__Instruction__: List each line of the data that holds the string "editor".

Stored data
● ● ● ● ●
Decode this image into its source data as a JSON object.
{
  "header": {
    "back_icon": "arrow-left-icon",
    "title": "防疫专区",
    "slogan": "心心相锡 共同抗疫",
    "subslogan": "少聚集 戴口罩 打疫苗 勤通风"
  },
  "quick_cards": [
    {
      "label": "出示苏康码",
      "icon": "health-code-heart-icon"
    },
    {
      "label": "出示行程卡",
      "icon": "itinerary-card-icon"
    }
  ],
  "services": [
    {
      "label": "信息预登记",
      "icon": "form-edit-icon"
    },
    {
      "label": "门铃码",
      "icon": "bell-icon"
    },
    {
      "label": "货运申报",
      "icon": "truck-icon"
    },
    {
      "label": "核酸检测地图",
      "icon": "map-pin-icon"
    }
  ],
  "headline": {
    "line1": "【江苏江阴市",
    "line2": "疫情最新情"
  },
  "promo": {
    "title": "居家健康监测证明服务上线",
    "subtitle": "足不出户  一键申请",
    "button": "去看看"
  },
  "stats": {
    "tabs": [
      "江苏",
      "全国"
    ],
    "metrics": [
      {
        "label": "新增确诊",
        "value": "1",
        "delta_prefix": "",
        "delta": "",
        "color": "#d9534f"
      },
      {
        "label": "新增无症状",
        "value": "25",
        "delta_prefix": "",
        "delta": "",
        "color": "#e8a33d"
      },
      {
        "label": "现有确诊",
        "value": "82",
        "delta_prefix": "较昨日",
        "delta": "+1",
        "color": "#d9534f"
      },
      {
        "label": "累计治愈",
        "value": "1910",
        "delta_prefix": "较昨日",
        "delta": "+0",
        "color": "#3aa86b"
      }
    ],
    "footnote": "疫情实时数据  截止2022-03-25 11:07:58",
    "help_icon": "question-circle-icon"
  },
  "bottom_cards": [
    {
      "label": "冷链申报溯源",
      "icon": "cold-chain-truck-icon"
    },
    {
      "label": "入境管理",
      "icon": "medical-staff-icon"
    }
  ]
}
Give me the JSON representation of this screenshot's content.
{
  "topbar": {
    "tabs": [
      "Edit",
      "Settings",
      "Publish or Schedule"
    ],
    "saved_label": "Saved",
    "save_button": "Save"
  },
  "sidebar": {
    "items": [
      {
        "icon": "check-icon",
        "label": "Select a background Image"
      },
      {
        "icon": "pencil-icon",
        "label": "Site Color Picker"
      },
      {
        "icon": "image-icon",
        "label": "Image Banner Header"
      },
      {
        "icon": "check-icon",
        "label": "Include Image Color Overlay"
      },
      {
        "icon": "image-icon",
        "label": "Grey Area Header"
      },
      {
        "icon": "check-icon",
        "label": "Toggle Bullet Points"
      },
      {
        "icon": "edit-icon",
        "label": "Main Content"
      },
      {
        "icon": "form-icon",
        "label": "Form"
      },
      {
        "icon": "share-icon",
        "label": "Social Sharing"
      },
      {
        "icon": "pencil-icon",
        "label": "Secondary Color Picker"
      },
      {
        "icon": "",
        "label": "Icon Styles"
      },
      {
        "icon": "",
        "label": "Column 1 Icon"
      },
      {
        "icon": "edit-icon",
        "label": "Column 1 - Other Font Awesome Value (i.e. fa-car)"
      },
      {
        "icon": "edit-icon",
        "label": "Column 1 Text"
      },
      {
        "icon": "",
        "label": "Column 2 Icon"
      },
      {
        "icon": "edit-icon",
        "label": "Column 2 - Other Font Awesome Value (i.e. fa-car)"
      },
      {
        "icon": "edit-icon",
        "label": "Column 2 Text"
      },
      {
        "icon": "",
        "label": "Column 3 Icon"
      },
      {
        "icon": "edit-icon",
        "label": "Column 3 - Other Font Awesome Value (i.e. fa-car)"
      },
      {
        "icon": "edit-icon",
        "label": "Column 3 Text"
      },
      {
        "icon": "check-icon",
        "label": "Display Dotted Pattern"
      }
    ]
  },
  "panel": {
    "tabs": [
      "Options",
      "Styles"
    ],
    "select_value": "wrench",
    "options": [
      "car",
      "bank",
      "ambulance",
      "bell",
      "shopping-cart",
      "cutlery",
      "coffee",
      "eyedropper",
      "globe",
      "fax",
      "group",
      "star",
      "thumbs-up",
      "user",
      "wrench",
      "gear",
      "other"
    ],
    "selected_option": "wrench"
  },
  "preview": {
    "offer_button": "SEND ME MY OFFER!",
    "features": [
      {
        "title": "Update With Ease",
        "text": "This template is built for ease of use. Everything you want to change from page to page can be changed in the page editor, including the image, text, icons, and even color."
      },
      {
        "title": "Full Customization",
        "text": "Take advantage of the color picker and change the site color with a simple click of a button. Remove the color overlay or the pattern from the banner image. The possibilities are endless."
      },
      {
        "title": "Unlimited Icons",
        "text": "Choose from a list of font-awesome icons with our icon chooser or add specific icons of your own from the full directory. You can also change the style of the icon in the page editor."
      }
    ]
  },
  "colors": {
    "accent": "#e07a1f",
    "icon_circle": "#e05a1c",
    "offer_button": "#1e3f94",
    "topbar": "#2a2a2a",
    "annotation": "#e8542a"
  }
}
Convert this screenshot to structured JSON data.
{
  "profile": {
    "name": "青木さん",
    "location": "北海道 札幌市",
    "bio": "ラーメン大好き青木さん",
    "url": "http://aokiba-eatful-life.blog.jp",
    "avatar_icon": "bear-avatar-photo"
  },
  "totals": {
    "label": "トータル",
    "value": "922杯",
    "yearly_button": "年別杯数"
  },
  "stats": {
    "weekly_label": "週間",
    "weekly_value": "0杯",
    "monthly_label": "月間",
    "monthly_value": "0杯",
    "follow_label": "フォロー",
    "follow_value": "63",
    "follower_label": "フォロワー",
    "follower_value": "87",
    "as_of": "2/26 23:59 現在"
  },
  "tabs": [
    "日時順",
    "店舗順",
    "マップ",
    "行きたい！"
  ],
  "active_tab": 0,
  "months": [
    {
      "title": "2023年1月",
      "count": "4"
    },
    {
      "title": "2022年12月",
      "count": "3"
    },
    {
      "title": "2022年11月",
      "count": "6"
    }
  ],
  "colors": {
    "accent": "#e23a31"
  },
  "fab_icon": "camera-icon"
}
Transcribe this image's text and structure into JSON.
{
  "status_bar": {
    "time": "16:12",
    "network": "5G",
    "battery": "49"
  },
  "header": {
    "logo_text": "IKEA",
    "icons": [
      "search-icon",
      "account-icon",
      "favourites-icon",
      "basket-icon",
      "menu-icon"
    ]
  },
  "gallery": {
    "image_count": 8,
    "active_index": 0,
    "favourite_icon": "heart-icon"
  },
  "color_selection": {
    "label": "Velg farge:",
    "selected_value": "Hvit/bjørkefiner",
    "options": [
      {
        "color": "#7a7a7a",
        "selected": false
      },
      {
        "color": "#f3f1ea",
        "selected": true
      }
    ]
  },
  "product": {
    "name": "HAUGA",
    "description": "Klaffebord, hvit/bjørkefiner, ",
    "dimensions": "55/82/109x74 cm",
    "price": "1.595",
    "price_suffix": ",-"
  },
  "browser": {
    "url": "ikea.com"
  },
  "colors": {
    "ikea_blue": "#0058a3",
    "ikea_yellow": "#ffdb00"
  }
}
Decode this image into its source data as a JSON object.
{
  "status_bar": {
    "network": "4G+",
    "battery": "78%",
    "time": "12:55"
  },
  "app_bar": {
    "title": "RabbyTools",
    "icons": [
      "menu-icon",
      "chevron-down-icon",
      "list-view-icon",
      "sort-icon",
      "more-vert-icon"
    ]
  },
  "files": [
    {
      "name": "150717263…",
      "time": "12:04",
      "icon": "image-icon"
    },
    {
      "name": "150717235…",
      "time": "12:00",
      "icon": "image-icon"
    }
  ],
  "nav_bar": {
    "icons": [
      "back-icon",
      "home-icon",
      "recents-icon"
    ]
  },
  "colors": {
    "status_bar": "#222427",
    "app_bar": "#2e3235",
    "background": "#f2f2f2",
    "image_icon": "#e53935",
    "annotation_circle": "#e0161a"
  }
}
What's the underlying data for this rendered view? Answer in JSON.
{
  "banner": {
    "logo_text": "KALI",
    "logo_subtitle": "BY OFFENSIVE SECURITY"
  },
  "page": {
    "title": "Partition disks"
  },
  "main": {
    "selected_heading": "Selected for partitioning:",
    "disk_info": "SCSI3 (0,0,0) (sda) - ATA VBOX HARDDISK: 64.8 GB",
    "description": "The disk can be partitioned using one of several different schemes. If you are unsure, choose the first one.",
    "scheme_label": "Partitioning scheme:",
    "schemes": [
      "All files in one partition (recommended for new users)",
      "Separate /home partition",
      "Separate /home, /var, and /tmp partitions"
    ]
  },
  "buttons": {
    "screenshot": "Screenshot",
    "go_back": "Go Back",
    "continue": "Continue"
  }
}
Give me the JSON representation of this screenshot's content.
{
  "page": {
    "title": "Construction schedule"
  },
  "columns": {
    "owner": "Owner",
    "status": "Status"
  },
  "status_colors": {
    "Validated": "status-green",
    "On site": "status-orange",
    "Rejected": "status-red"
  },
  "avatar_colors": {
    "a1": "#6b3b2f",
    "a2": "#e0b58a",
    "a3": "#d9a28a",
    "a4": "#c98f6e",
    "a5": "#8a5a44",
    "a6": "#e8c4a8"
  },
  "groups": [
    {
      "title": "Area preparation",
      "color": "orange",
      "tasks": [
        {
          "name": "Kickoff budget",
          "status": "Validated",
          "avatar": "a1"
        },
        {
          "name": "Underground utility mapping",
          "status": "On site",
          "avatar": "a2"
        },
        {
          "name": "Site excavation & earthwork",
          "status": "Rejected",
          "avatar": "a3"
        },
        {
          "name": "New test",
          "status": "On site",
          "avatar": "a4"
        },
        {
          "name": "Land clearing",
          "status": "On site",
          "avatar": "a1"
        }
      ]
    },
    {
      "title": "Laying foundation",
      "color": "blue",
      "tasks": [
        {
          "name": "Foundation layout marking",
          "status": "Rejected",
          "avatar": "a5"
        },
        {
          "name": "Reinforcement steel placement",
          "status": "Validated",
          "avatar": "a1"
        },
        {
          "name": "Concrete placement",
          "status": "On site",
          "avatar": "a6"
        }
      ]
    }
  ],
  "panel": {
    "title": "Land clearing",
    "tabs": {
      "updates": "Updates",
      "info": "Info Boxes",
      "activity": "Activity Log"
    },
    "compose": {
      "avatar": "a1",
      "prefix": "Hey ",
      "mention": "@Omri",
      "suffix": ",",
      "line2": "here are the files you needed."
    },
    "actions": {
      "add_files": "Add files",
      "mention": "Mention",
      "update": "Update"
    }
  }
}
● ● ● ● ●
__Exercise answer__:
        "text": "This template is built for ease of use. Everything you want to change from page to page can be changed in the page editor, including the image, text, icons, and even color."
        "text": "Choose from a list of font-awesome icons with our icon chooser or add specific icons of your own from the full directory. You can also change the style of the icon in the page editor."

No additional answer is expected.